:: PROBLEM DESCRIPTION ::
Identify and pull out each line of the entries in which "folie" occurs.
--- START ---
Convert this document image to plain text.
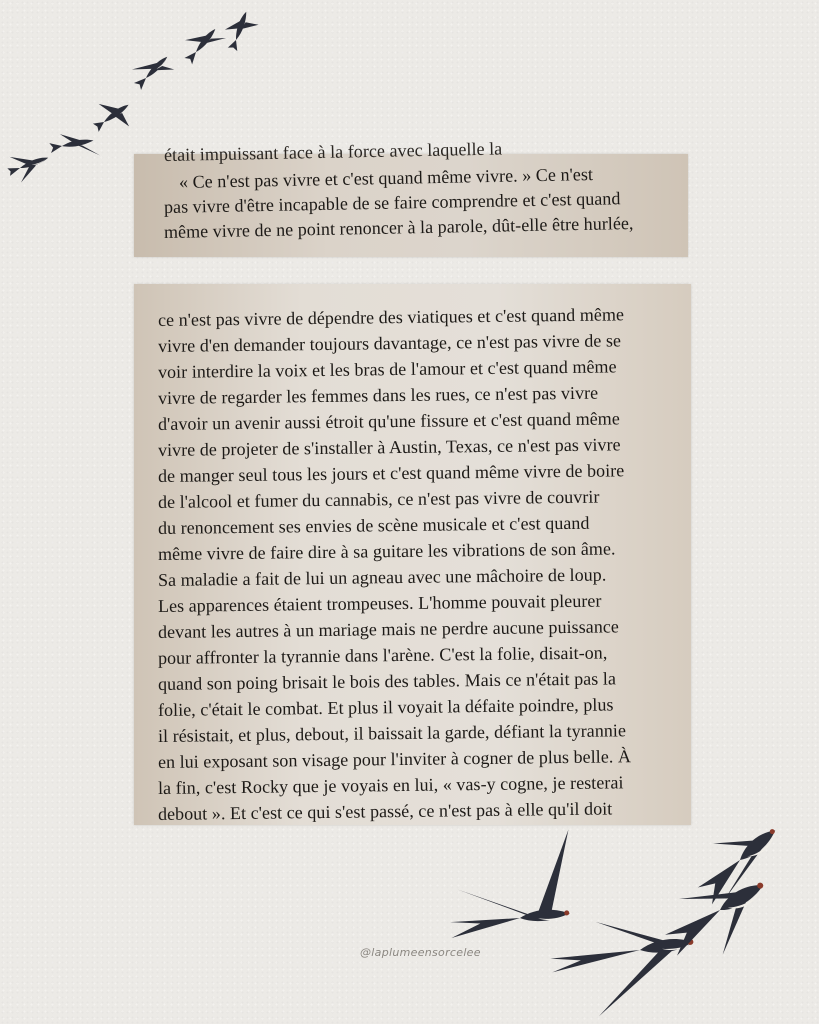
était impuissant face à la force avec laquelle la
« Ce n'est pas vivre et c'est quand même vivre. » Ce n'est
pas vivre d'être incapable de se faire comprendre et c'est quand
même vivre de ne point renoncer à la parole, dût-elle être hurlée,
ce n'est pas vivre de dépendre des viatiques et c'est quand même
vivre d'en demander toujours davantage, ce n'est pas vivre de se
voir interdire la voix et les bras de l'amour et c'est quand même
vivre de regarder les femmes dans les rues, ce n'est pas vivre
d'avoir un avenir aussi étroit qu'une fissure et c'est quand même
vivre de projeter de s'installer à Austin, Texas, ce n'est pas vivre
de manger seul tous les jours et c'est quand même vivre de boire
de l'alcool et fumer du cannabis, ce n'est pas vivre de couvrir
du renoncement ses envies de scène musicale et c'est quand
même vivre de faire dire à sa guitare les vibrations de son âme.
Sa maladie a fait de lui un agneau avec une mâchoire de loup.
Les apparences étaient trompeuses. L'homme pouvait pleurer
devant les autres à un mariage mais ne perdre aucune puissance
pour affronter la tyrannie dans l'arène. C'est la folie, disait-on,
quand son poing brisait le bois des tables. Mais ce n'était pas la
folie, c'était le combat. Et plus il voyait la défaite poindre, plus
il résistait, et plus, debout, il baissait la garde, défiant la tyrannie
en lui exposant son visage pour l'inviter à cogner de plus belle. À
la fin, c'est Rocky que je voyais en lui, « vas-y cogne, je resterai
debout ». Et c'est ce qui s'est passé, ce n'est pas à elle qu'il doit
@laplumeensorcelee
--- END ---
--- START ---
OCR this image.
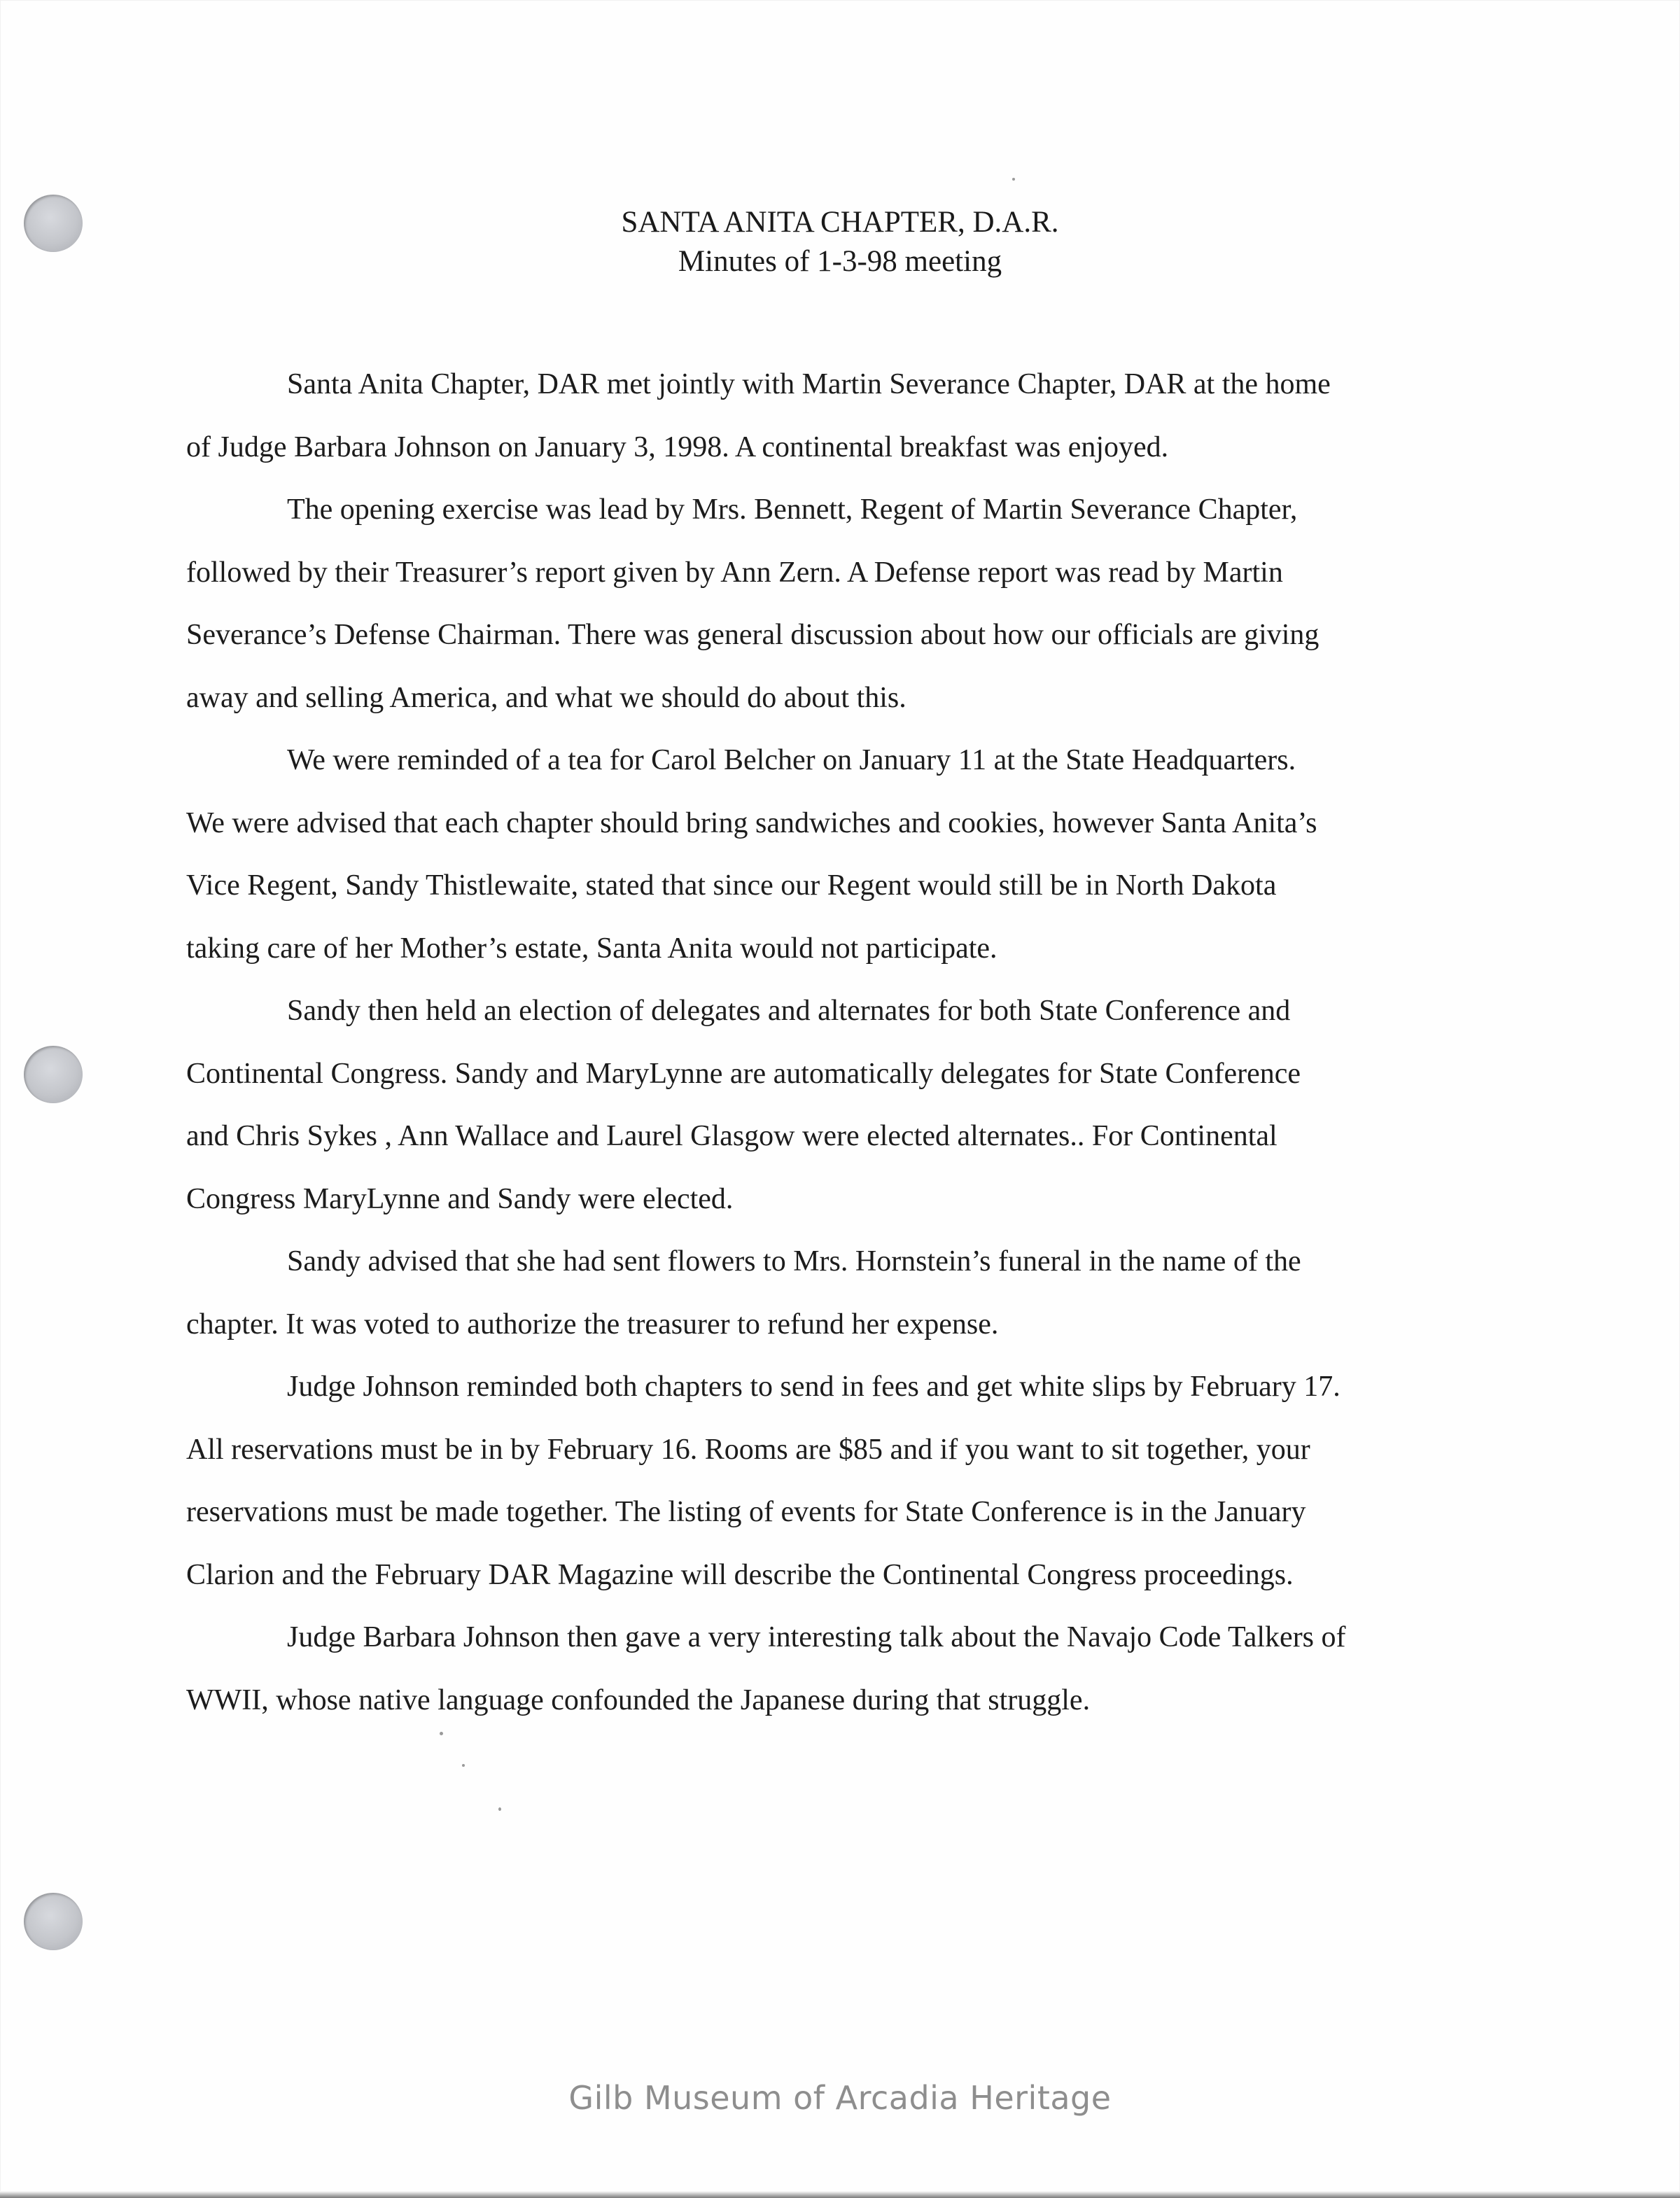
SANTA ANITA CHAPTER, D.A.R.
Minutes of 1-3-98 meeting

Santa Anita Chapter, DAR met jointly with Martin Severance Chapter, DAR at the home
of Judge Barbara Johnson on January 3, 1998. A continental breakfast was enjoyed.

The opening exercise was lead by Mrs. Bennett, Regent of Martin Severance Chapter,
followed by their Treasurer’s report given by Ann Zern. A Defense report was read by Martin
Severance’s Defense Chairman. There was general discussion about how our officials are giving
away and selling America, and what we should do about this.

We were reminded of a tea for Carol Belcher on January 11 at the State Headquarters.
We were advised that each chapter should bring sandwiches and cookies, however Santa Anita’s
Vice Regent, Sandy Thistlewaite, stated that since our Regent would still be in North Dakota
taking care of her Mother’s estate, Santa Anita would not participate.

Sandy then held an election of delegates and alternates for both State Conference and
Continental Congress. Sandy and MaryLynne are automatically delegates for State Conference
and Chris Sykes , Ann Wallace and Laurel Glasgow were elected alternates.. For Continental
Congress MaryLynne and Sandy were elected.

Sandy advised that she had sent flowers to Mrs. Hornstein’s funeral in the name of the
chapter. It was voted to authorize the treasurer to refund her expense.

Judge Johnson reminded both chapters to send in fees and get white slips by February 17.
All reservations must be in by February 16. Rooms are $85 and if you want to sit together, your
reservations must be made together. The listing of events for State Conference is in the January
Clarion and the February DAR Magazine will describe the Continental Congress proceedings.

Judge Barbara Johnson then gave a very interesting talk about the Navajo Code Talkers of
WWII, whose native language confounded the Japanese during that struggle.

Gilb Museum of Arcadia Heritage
--- END ---
:: SOLUTION TO THIS PROBLEM ::
pour affronter la tyrannie dans l'arène. C'est la folie, disait-on,
folie, c'était le combat. Et plus il voyait la défaite poindre, plus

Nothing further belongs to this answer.